What to work on: List each line of the data in which the string "this" appears.

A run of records
>> BEGIN
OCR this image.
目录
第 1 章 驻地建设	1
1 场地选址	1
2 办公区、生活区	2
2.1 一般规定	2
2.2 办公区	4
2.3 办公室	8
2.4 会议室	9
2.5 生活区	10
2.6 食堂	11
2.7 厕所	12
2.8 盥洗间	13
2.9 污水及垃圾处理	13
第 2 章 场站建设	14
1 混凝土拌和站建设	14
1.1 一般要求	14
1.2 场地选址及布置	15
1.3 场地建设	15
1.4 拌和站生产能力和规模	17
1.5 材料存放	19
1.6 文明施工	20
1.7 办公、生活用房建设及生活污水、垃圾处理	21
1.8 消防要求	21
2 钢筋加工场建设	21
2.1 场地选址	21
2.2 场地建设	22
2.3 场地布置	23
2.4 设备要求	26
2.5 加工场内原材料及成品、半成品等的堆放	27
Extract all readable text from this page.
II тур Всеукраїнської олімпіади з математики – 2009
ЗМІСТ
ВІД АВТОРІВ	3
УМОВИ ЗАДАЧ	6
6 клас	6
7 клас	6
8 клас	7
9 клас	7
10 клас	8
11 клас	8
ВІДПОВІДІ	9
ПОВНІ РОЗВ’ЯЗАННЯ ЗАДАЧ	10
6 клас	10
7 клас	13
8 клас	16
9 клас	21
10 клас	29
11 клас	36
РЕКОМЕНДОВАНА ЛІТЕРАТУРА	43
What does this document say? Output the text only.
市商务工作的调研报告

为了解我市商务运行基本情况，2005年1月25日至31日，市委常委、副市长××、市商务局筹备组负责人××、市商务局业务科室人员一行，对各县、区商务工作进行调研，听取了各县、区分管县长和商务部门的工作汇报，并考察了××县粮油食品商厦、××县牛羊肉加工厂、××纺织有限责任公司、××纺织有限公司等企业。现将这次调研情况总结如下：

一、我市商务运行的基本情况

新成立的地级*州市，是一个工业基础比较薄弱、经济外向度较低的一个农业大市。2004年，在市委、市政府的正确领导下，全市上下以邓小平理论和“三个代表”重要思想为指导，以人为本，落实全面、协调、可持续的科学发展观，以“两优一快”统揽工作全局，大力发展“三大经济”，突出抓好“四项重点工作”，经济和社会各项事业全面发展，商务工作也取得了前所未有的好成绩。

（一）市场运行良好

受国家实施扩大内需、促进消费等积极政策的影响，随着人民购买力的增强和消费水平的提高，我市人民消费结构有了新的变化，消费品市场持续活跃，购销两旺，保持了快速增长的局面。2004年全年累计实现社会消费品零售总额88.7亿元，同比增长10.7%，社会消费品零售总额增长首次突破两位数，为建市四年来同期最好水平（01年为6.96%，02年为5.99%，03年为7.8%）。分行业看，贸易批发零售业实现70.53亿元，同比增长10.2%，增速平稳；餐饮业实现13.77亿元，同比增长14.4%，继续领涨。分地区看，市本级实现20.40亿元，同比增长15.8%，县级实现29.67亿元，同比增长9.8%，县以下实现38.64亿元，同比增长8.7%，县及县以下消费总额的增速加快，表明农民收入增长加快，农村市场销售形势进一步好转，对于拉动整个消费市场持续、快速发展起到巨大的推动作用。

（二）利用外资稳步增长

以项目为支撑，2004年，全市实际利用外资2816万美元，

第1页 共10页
>> END
Finished exercise:
OCR this image.
Extract all readable text from this page.
What does this document say? Output the text only.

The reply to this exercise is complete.